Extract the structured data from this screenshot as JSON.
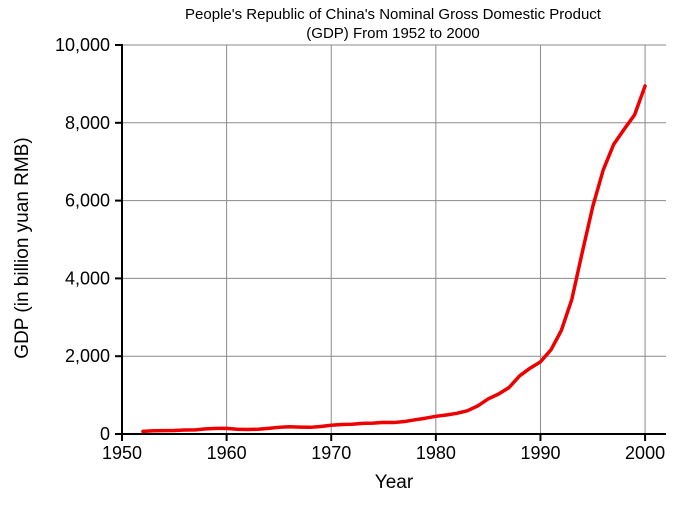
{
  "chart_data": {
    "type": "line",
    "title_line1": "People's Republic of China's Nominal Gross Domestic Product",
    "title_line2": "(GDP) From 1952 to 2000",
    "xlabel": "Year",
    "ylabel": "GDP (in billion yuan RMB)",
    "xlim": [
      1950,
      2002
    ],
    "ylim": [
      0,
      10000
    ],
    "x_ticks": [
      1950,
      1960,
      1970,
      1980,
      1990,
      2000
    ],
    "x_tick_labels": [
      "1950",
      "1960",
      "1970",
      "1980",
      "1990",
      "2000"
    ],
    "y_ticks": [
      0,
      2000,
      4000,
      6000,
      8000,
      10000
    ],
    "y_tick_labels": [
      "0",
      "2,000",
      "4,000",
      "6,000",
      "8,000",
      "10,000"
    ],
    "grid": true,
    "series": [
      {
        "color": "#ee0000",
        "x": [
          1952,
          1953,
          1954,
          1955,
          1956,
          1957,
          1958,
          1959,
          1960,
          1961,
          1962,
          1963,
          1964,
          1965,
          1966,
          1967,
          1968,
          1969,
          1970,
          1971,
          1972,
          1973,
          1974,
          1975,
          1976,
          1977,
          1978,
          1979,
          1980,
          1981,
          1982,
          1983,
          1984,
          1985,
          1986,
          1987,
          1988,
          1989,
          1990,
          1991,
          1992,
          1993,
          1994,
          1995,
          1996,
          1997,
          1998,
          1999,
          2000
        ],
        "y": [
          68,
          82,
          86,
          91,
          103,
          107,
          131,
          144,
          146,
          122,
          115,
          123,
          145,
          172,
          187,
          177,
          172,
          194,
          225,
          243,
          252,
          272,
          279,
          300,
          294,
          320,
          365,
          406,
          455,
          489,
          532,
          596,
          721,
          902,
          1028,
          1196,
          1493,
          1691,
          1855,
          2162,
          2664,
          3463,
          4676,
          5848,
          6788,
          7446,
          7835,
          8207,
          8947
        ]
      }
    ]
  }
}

────

**TASK BRIEF**. Return all the entries word for word, but omit any pictures they contain.

**RESPONSE TO THIS EXERCISE**.
Extract the structured data from this screenshot as JSON.
{
  "chart_data": {
    "type": "line",
    "title_line1": "People's Republic of China's Nominal Gross Domestic Product",
    "title_line2": "(GDP) From 1952 to 2000",
    "xlabel": "Year",
    "ylabel": "GDP (in billion yuan RMB)",
    "xlim": [
      1950,
      2002
    ],
    "ylim": [
      0,
      10000
    ],
    "x_ticks": [
      1950,
      1960,
      1970,
      1980,
      1990,
      2000
    ],
    "x_tick_labels": [
      "1950",
      "1960",
      "1970",
      "1980",
      "1990",
      "2000"
    ],
    "y_ticks": [
      0,
      2000,
      4000,
      6000,
      8000,
      10000
    ],
    "y_tick_labels": [
      "0",
      "2,000",
      "4,000",
      "6,000",
      "8,000",
      "10,000"
    ],
    "grid": true,
    "series": [
      {
        "color": "#ee0000",
        "x": [
          1952,
          1953,
          1954,
          1955,
          1956,
          1957,
          1958,
          1959,
          1960,
          1961,
          1962,
          1963,
          1964,
          1965,
          1966,
          1967,
          1968,
          1969,
          1970,
          1971,
          1972,
          1973,
          1974,
          1975,
          1976,
          1977,
          1978,
          1979,
          1980,
          1981,
          1982,
          1983,
          1984,
          1985,
          1986,
          1987,
          1988,
          1989,
          1990,
          1991,
          1992,
          1993,
          1994,
          1995,
          1996,
          1997,
          1998,
          1999,
          2000
        ],
        "y": [
          68,
          82,
          86,
          91,
          103,
          107,
          131,
          144,
          146,
          122,
          115,
          123,
          145,
          172,
          187,
          177,
          172,
          194,
          225,
          243,
          252,
          272,
          279,
          300,
          294,
          320,
          365,
          406,
          455,
          489,
          532,
          596,
          721,
          902,
          1028,
          1196,
          1493,
          1691,
          1855,
          2162,
          2664,
          3463,
          4676,
          5848,
          6788,
          7446,
          7835,
          8207,
          8947
        ]
      }
    ]
  }
}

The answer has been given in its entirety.